__TASK INSTRUCTIONS__.
Leave out the pictures and repeat the data exactly.

|---|

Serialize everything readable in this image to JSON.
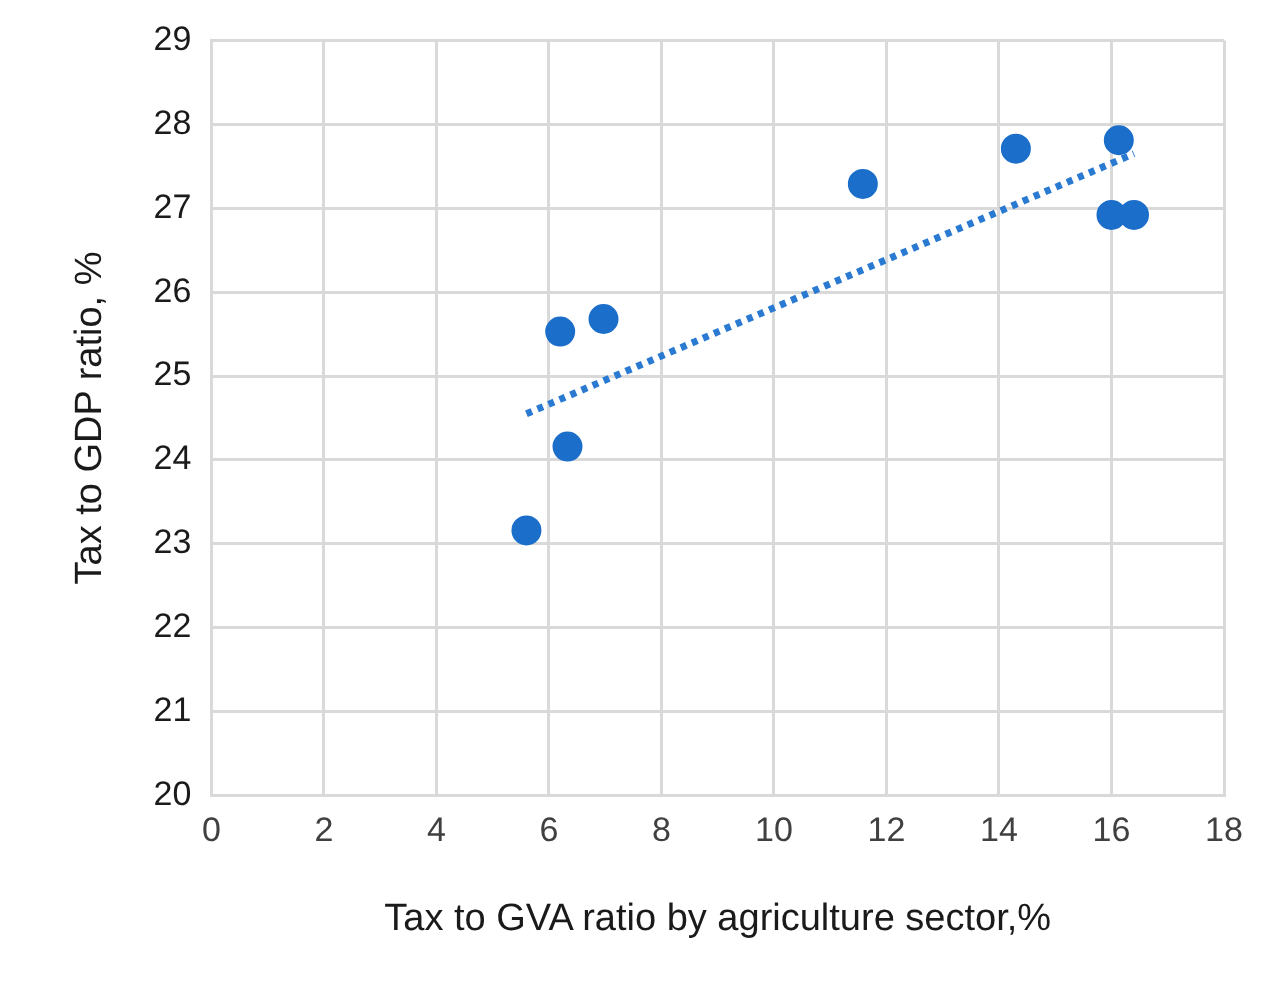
{
  "chart_data": {
    "type": "scatter",
    "xlabel": "Tax to GVA ratio by agriculture sector,%",
    "ylabel": "Tax to GDP ratio, %",
    "xlim": [
      0,
      18
    ],
    "xticks": [
      0,
      2,
      4,
      6,
      8,
      10,
      12,
      14,
      16,
      18
    ],
    "ylim": [
      20,
      29
    ],
    "yticks": [
      20,
      21,
      22,
      23,
      24,
      25,
      26,
      27,
      28,
      29
    ],
    "grid": true,
    "legend": false,
    "marker": "circle",
    "series": [
      {
        "color": "#1b6ec9",
        "x": [
          5.6,
          6.2,
          6.97,
          6.33,
          11.58,
          14.3,
          16.13,
          16.0,
          16.4
        ],
        "values": [
          23.16,
          25.53,
          25.68,
          24.16,
          27.29,
          27.71,
          27.81,
          26.92,
          26.92
        ]
      },
      {
        "type": "line",
        "line_style": "dotted",
        "marker": "none",
        "color": "#2a7ad2",
        "x": [
          5.6,
          16.4
        ],
        "values": [
          24.55,
          27.65
        ]
      }
    ]
  }
}
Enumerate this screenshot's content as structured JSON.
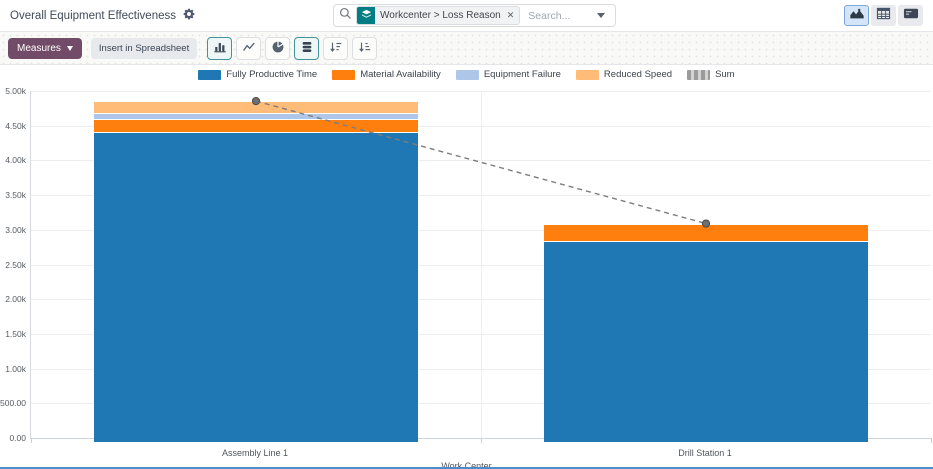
{
  "header": {
    "title": "Overall Equipment Effectiveness",
    "search": {
      "facet_label": "Workcenter > Loss Reason",
      "placeholder": "Search..."
    }
  },
  "toolbar": {
    "measures_label": "Measures",
    "insert_spreadsheet_label": "Insert in Spreadsheet"
  },
  "colors": {
    "measures_button": "#714b67",
    "facet_icon_bg": "#017e84",
    "charttype_active_border": "#43939b",
    "view_active_bg": "#d4e5f7"
  },
  "chart_data": {
    "type": "bar",
    "stacked": true,
    "categories": [
      "Assembly Line 1",
      "Drill Station 1"
    ],
    "series": [
      {
        "name": "Fully Productive Time",
        "color": "#1f77b4",
        "values": [
          4410,
          2840
        ]
      },
      {
        "name": "Material Availability",
        "color": "#ff7f0e",
        "values": [
          185,
          250
        ]
      },
      {
        "name": "Equipment Failure",
        "color": "#aec7e8",
        "values": [
          95,
          0
        ]
      },
      {
        "name": "Reduced Speed",
        "color": "#ffbb78",
        "values": [
          165,
          0
        ]
      }
    ],
    "line_series": {
      "name": "Sum",
      "color": "#7d7d7d",
      "style": "dashed",
      "values": [
        4855,
        3090
      ]
    },
    "xlabel": "Work Center",
    "ylim": [
      0,
      5000
    ],
    "ytick_step": 500,
    "ytick_labels": [
      "0.00",
      "500.00",
      "1.00k",
      "1.50k",
      "2.00k",
      "2.50k",
      "3.00k",
      "3.50k",
      "4.00k",
      "4.50k",
      "5.00k"
    ],
    "grid": true,
    "legend_position": "top"
  }
}
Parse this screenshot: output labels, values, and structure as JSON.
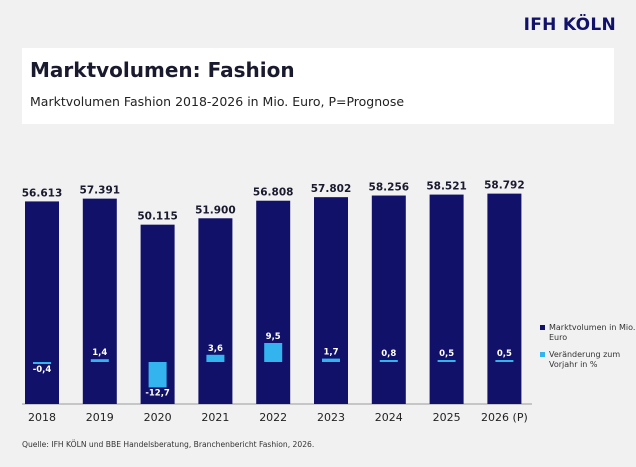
{
  "logo": "IFH KÖLN",
  "title": "Marktvolumen: Fashion",
  "subtitle": "Marktvolumen Fashion 2018-2026 in Mio. Euro, P=Prognose",
  "source": "Quelle: IFH KÖLN und BBE Handelsberatung, Branchenbericht Fashion, 2026.",
  "colors": {
    "volume": "#11116a",
    "change": "#33b4ee",
    "background": "#f1f1f1"
  },
  "chart_data": {
    "type": "bar",
    "categories": [
      "2018",
      "2019",
      "2020",
      "2021",
      "2022",
      "2023",
      "2024",
      "2025",
      "2026 (P)"
    ],
    "series": [
      {
        "name": "Marktvolumen in Mio. Euro",
        "values": [
          56613,
          57391,
          50115,
          51900,
          56808,
          57802,
          58256,
          58521,
          58792
        ],
        "labels": [
          "56.613",
          "57.391",
          "50.115",
          "51.900",
          "56.808",
          "57.802",
          "58.256",
          "58.521",
          "58.792"
        ]
      },
      {
        "name": "Veränderung zum Vorjahr in %",
        "values": [
          -0.4,
          1.4,
          -12.7,
          3.6,
          9.5,
          1.7,
          0.8,
          0.5,
          0.5
        ],
        "labels": [
          "-0,4",
          "1,4",
          "-12,7",
          "3,6",
          "9,5",
          "1,7",
          "0,8",
          "0,5",
          "0,5"
        ]
      }
    ],
    "legend": [
      "Marktvolumen in Mio. Euro",
      "Veränderung zum Vorjahr in %"
    ],
    "legend_position": "right",
    "grid": false
  }
}
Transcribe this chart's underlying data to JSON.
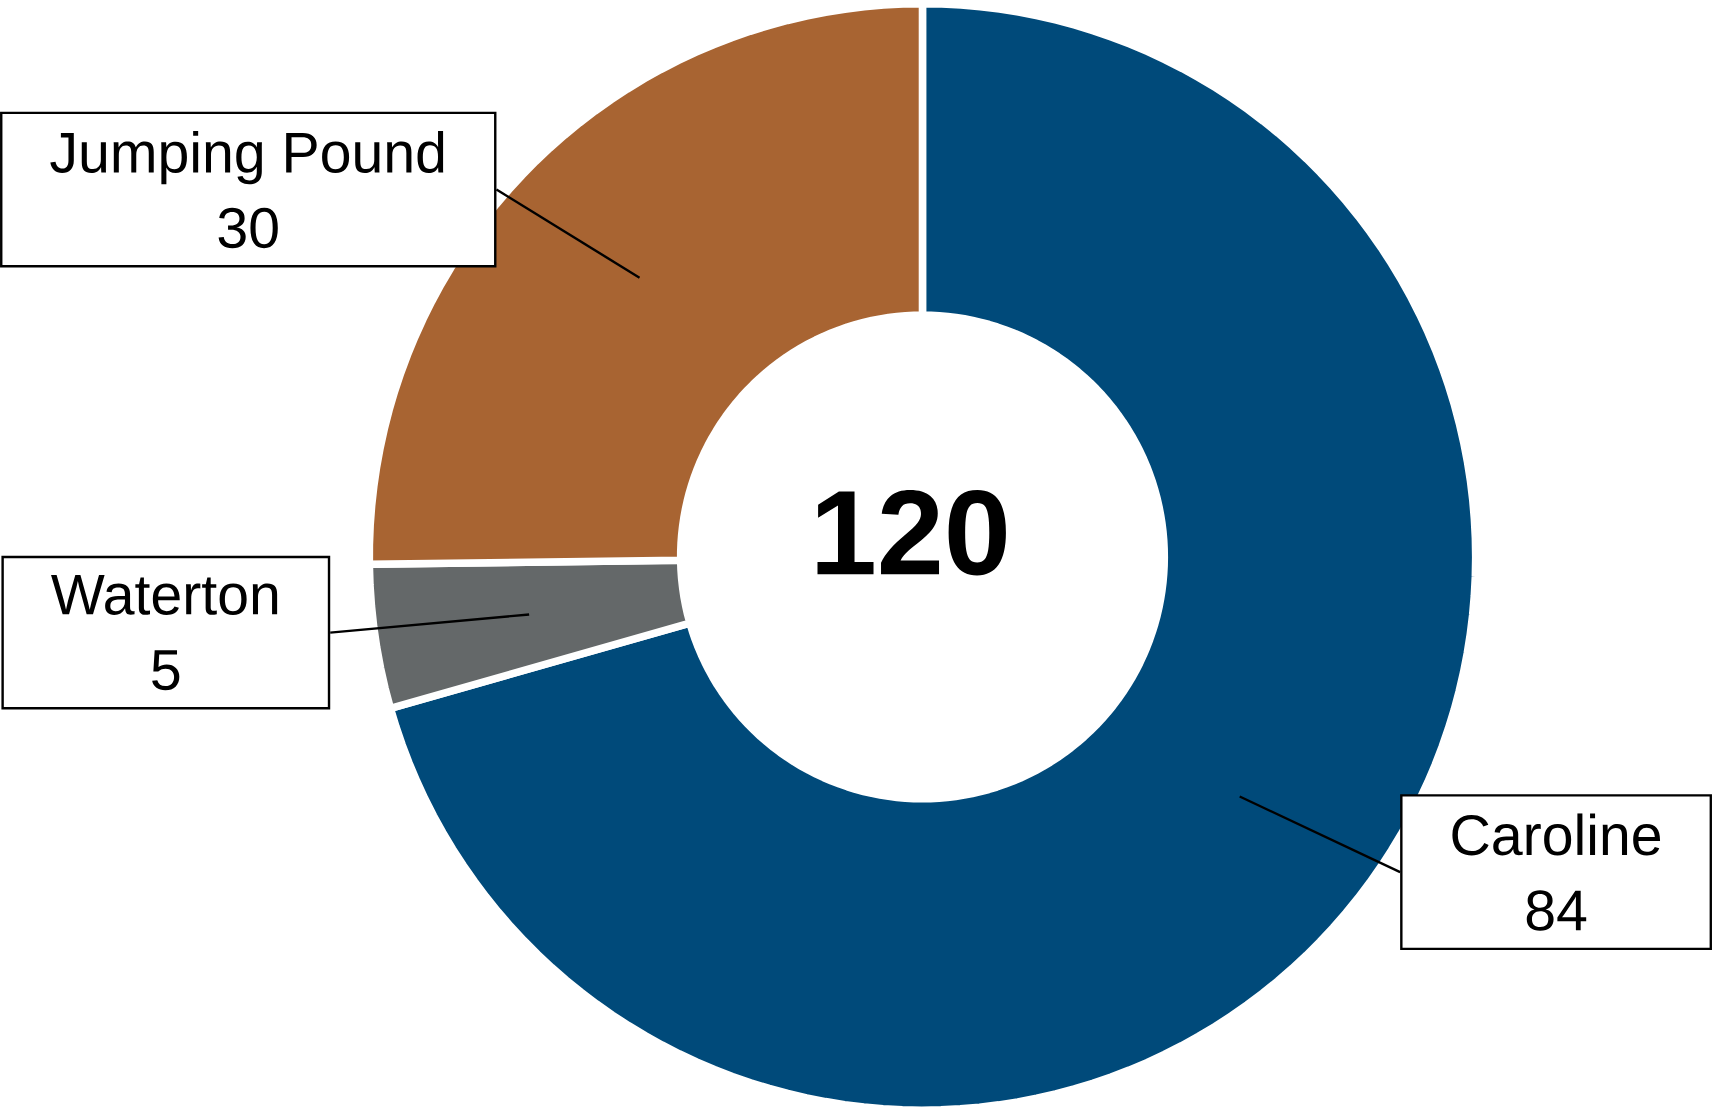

|---|

__SOLVED PROBLEM__.
Serialize everything readable in this image to JSON.
{
  "chart_data": {
    "type": "scatter",
    "xlabel": "Tax to GVA ratio by agriculture sector,%",
    "ylabel": "Tax to GDP ratio, %",
    "xlim": [
      0,
      18
    ],
    "xticks": [
      0,
      2,
      4,
      6,
      8,
      10,
      12,
      14,
      16,
      18
    ],
    "ylim": [
      20,
      29
    ],
    "yticks": [
      20,
      21,
      22,
      23,
      24,
      25,
      26,
      27,
      28,
      29
    ],
    "grid": true,
    "legend": false,
    "marker": "circle",
    "series": [
      {
        "color": "#1b6ec9",
        "x": [
          5.6,
          6.2,
          6.97,
          6.33,
          11.58,
          14.3,
          16.13,
          16.0,
          16.4
        ],
        "values": [
          23.16,
          25.53,
          25.68,
          24.16,
          27.29,
          27.71,
          27.81,
          26.92,
          26.92
        ]
      },
      {
        "type": "line",
        "line_style": "dotted",
        "marker": "none",
        "color": "#2a7ad2",
        "x": [
          5.6,
          16.4
        ],
        "values": [
          24.55,
          27.65
        ]
      }
    ]
  }
}
Enumerate this screenshot's content as structured JSON.
{
  "header": {
    "title": "Overall Equipment Effectiveness",
    "search": {
      "facet_label": "Workcenter > Loss Reason",
      "placeholder": "Search..."
    }
  },
  "toolbar": {
    "measures_label": "Measures",
    "insert_spreadsheet_label": "Insert in Spreadsheet"
  },
  "colors": {
    "measures_button": "#714b67",
    "facet_icon_bg": "#017e84",
    "charttype_active_border": "#43939b",
    "view_active_bg": "#d4e5f7"
  },
  "chart_data": {
    "type": "bar",
    "stacked": true,
    "categories": [
      "Assembly Line 1",
      "Drill Station 1"
    ],
    "series": [
      {
        "name": "Fully Productive Time",
        "color": "#1f77b4",
        "values": [
          4410,
          2840
        ]
      },
      {
        "name": "Material Availability",
        "color": "#ff7f0e",
        "values": [
          185,
          250
        ]
      },
      {
        "name": "Equipment Failure",
        "color": "#aec7e8",
        "values": [
          95,
          0
        ]
      },
      {
        "name": "Reduced Speed",
        "color": "#ffbb78",
        "values": [
          165,
          0
        ]
      }
    ],
    "line_series": {
      "name": "Sum",
      "color": "#7d7d7d",
      "style": "dashed",
      "values": [
        4855,
        3090
      ]
    },
    "xlabel": "Work Center",
    "ylim": [
      0,
      5000
    ],
    "ytick_step": 500,
    "ytick_labels": [
      "0.00",
      "500.00",
      "1.00k",
      "1.50k",
      "2.00k",
      "2.50k",
      "3.00k",
      "3.50k",
      "4.00k",
      "4.50k",
      "5.00k"
    ],
    "grid": true,
    "legend_position": "top"
  }
}
Parse this screenshot: output labels, values, and structure as JSON.
{
  "logo": "IFH KÖLN",
  "title": "Marktvolumen: Fashion",
  "subtitle": "Marktvolumen Fashion 2018-2026 in Mio. Euro, P=Prognose",
  "source": "Quelle: IFH KÖLN und BBE Handelsberatung, Branchenbericht Fashion, 2026.",
  "colors": {
    "volume": "#11116a",
    "change": "#33b4ee",
    "background": "#f1f1f1"
  },
  "chart_data": {
    "type": "bar",
    "categories": [
      "2018",
      "2019",
      "2020",
      "2021",
      "2022",
      "2023",
      "2024",
      "2025",
      "2026 (P)"
    ],
    "series": [
      {
        "name": "Marktvolumen in Mio. Euro",
        "values": [
          56613,
          57391,
          50115,
          51900,
          56808,
          57802,
          58256,
          58521,
          58792
        ],
        "labels": [
          "56.613",
          "57.391",
          "50.115",
          "51.900",
          "56.808",
          "57.802",
          "58.256",
          "58.521",
          "58.792"
        ]
      },
      {
        "name": "Veränderung zum Vorjahr in %",
        "values": [
          -0.4,
          1.4,
          -12.7,
          3.6,
          9.5,
          1.7,
          0.8,
          0.5,
          0.5
        ],
        "labels": [
          "-0,4",
          "1,4",
          "-12,7",
          "3,6",
          "9,5",
          "1,7",
          "0,8",
          "0,5",
          "0,5"
        ]
      }
    ],
    "legend": [
      "Marktvolumen in Mio. Euro",
      "Veränderung zum Vorjahr in %"
    ],
    "legend_position": "right",
    "grid": false
  }
}
Transcribe this chart's underlying data to JSON.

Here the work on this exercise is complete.